** DIRECTIONS **
Pick out every line in the data below that holds "نصیحت".

** begin SUPPLIED INFORMATION **

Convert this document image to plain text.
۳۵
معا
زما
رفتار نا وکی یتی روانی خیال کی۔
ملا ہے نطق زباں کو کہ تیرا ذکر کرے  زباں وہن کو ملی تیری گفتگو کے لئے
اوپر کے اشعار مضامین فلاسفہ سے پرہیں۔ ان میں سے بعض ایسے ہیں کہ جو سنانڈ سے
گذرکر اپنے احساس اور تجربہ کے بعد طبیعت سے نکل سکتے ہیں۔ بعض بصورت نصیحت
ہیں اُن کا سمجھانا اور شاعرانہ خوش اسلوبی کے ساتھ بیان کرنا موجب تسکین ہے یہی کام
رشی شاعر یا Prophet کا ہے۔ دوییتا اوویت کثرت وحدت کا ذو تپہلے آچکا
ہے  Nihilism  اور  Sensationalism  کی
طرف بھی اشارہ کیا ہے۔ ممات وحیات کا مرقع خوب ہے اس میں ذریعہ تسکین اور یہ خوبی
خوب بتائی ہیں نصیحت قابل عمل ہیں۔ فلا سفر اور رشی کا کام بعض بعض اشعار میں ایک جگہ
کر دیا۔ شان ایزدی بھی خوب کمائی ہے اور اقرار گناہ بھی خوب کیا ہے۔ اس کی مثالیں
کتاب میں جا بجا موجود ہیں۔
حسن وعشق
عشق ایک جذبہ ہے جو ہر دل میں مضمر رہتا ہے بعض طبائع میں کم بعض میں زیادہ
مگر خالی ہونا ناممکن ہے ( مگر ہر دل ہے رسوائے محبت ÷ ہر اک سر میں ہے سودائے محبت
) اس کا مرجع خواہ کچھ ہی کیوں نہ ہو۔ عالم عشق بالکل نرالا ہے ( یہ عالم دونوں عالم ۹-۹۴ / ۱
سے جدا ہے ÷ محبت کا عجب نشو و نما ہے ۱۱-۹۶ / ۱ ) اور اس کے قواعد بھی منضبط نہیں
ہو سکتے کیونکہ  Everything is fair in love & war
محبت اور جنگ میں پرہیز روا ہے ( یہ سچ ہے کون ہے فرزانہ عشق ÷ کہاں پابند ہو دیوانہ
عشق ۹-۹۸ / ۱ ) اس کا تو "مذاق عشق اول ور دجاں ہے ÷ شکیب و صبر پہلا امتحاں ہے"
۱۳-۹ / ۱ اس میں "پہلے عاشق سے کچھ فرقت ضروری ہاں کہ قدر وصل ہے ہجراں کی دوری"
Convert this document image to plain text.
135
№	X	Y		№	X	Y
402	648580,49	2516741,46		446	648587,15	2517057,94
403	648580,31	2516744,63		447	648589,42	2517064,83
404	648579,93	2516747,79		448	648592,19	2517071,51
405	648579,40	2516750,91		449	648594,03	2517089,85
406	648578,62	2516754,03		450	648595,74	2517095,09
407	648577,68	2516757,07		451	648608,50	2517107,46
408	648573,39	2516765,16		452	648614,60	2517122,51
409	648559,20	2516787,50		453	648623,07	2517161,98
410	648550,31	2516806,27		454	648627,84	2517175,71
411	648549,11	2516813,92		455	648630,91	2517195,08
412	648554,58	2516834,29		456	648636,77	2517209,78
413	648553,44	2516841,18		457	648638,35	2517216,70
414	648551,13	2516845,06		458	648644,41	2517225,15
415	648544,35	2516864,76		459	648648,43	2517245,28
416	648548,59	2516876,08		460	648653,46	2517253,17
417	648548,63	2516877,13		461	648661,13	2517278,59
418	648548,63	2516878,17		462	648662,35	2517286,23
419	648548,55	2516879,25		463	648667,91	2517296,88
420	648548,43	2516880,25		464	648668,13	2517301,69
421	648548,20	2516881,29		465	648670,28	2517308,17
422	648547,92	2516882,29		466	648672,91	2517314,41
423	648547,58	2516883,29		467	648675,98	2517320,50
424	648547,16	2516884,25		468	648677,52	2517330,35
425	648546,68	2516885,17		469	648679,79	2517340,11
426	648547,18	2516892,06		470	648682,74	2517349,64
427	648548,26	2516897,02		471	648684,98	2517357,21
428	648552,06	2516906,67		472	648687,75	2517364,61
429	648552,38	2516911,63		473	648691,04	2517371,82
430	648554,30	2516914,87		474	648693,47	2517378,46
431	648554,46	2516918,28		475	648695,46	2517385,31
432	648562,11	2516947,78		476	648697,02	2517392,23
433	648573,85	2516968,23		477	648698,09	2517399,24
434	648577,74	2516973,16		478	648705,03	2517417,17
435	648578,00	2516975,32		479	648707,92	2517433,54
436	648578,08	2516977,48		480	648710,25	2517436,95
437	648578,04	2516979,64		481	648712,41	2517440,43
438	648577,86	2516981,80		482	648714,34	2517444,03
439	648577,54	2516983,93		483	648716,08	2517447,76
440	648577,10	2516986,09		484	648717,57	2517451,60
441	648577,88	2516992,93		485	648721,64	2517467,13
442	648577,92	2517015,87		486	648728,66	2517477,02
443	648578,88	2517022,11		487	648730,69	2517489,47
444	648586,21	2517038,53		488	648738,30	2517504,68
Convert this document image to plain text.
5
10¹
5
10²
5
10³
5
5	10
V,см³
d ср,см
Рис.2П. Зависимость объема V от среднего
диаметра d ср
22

** end SUPPLIED INFORMATION **

** THE RESPONSE **
گذرکر اپنے احساس اور تجربہ کے بعد طبیعت سے نکل سکتے ہیں۔ بعض بصورت نصیحت
خوب بتائی ہیں نصیحت قابل عمل ہیں۔ فلا سفر اور رشی کا کام بعض بعض اشعار میں ایک جگہ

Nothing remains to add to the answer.